### Supplied records:
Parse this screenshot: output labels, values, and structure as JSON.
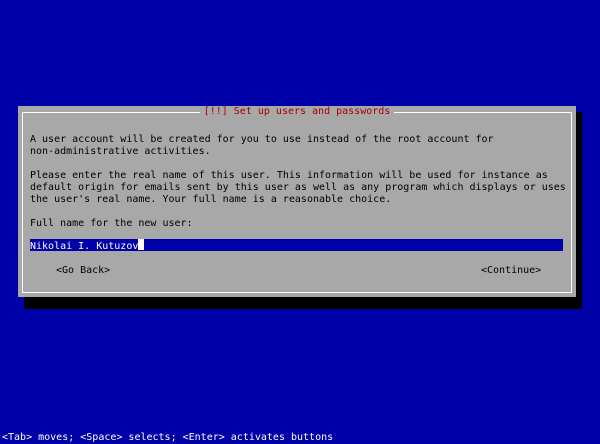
{
  "dialog": {
    "title": "[!!] Set up users and passwords",
    "paragraph1_line1": "A user account will be created for you to use instead of the root account for",
    "paragraph1_line2": "non-administrative activities.",
    "paragraph2_line1": "Please enter the real name of this user. This information will be used for instance as",
    "paragraph2_line2": "default origin for emails sent by this user as well as any program which displays or uses",
    "paragraph2_line3": "the user's real name. Your full name is a reasonable choice.",
    "field_label": "Full name for the new user:",
    "field_value": "Nikolai I. Kutuzov",
    "go_back_label": "<Go Back>",
    "continue_label": "<Continue>"
  },
  "footer": {
    "hint": "<Tab> moves; <Space> selects; <Enter> activates buttons"
  },
  "colors": {
    "background": "#0000a8",
    "dialog": "#a8a8a8",
    "title": "#a80000",
    "input_bg": "#0000a8",
    "text": "#000000",
    "hint_text": "#ffffff"
  }
}
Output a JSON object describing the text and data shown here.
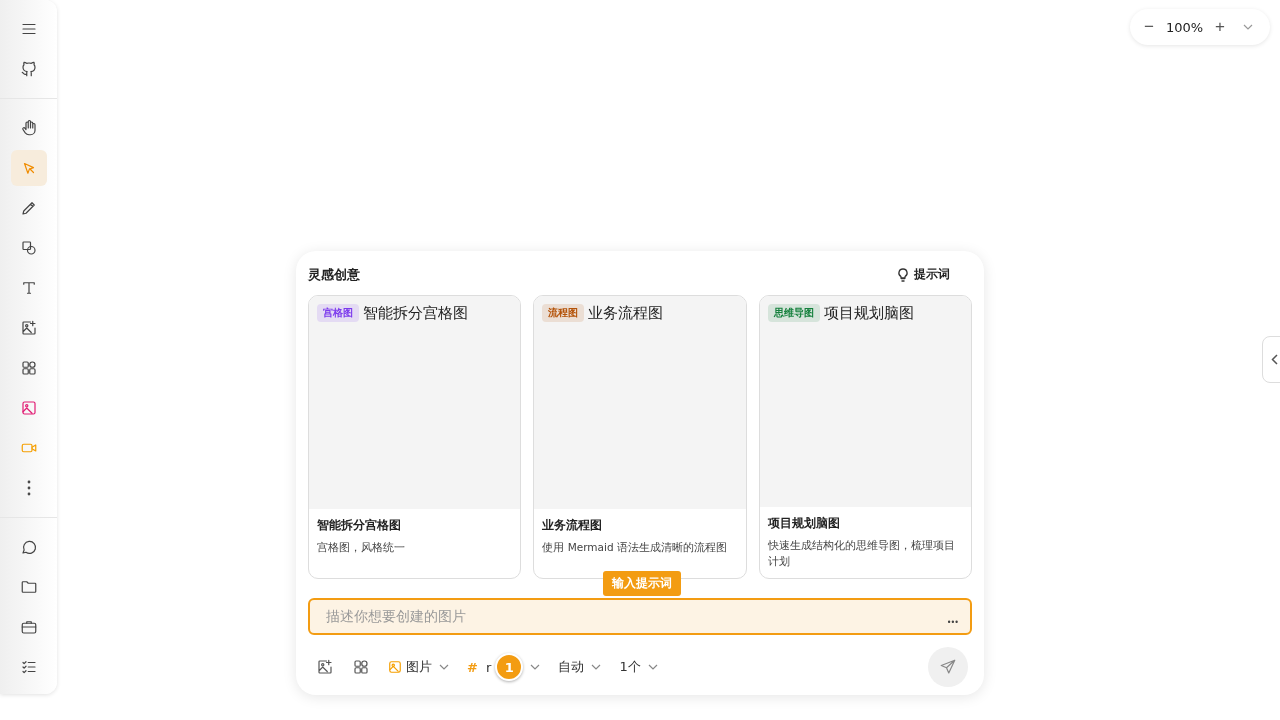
{
  "sidebar": {
    "groups": [
      [
        {
          "kind": "menu",
          "selected": false
        },
        {
          "kind": "github",
          "selected": false
        }
      ],
      [
        {
          "kind": "hand",
          "selected": false
        },
        {
          "kind": "pointer",
          "selected": true
        },
        {
          "kind": "pencil",
          "selected": false
        },
        {
          "kind": "shapes",
          "selected": false
        },
        {
          "kind": "text",
          "selected": false
        },
        {
          "kind": "image-add",
          "selected": false
        },
        {
          "kind": "grid",
          "selected": false
        },
        {
          "kind": "image",
          "selected": false
        },
        {
          "kind": "video",
          "selected": false
        },
        {
          "kind": "more",
          "selected": false
        }
      ],
      [
        {
          "kind": "chat",
          "selected": false
        },
        {
          "kind": "folder",
          "selected": false
        },
        {
          "kind": "briefcase",
          "selected": false
        },
        {
          "kind": "todo",
          "selected": false
        }
      ]
    ]
  },
  "zoom": {
    "minus": "−",
    "value": "100%",
    "plus": "+"
  },
  "panel": {
    "title": "灵感创意",
    "prompt_button": "提示词",
    "cards": [
      {
        "alt": "智能拆分宫格图",
        "tag": "宫格图",
        "color": "#7c3aed",
        "title": "智能拆分宫格图",
        "description": "宫格图，风格统一"
      },
      {
        "alt": "业务流程图",
        "tag": "流程图",
        "color": "#b45309",
        "title": "业务流程图",
        "description": "使用 Mermaid 语法生成清晰的流程图"
      },
      {
        "alt": "项目规划脑图",
        "tag": "思维导图",
        "color": "#15803d",
        "title": "项目规划脑图",
        "description": "快速生成结构化的思维导图，梳理项目计划"
      }
    ],
    "tooltip": "输入提示词",
    "input": {
      "placeholder": "描述你想要创建的图片",
      "more": "•••"
    },
    "toolbar": {
      "type": "图片",
      "model_hash": "#",
      "model": "r",
      "badge": "1",
      "ratio": "自动",
      "count": "1个"
    }
  }
}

### Exercise details:
Omit the pictures. Output every record above word for word.

### Correct output:
Parse this screenshot: output labels, values, and structure as JSON.
{
  "dialog": {
    "title": "[!!] Set up users and passwords",
    "paragraph1_line1": "A user account will be created for you to use instead of the root account for",
    "paragraph1_line2": "non-administrative activities.",
    "paragraph2_line1": "Please enter the real name of this user. This information will be used for instance as",
    "paragraph2_line2": "default origin for emails sent by this user as well as any program which displays or uses",
    "paragraph2_line3": "the user's real name. Your full name is a reasonable choice.",
    "field_label": "Full name for the new user:",
    "field_value": "Nikolai I. Kutuzov",
    "go_back_label": "<Go Back>",
    "continue_label": "<Continue>"
  },
  "footer": {
    "hint": "<Tab> moves; <Space> selects; <Enter> activates buttons"
  },
  "colors": {
    "background": "#0000a8",
    "dialog": "#a8a8a8",
    "title": "#a80000",
    "input_bg": "#0000a8",
    "text": "#000000",
    "hint_text": "#ffffff"
  }
}
Output a JSON object describing the text and data shown here.
{
  "sidebar": {
    "groups": [
      [
        {
          "kind": "menu",
          "selected": false
        },
        {
          "kind": "github",
          "selected": false
        }
      ],
      [
        {
          "kind": "hand",
          "selected": false
        },
        {
          "kind": "pointer",
          "selected": true
        },
        {
          "kind": "pencil",
          "selected": false
        },
        {
          "kind": "shapes",
          "selected": false
        },
        {
          "kind": "text",
          "selected": false
        },
        {
          "kind": "image-add",
          "selected": false
        },
        {
          "kind": "grid",
          "selected": false
        },
        {
          "kind": "image",
          "selected": false
        },
        {
          "kind": "video",
          "selected": false
        },
        {
          "kind": "more",
          "selected": false
        }
      ],
      [
        {
          "kind": "chat",
          "selected": false
        },
        {
          "kind": "folder",
          "selected": false
        },
        {
          "kind": "briefcase",
          "selected": false
        },
        {
          "kind": "todo",
          "selected": false
        }
      ]
    ]
  },
  "zoom": {
    "minus": "−",
    "value": "100%",
    "plus": "+"
  },
  "panel": {
    "title": "灵感创意",
    "prompt_button": "提示词",
    "cards": [
      {
        "alt": "智能拆分宫格图",
        "tag": "宫格图",
        "color": "#7c3aed",
        "title": "智能拆分宫格图",
        "description": "宫格图，风格统一"
      },
      {
        "alt": "业务流程图",
        "tag": "流程图",
        "color": "#b45309",
        "title": "业务流程图",
        "description": "使用 Mermaid 语法生成清晰的流程图"
      },
      {
        "alt": "项目规划脑图",
        "tag": "思维导图",
        "color": "#15803d",
        "title": "项目规划脑图",
        "description": "快速生成结构化的思维导图，梳理项目计划"
      }
    ],
    "tooltip": "输入提示词",
    "input": {
      "placeholder": "描述你想要创建的图片",
      "more": "•••"
    },
    "toolbar": {
      "type": "图片",
      "model_hash": "#",
      "model": "r",
      "badge": "1",
      "ratio": "自动",
      "count": "1个"
    }
  }
}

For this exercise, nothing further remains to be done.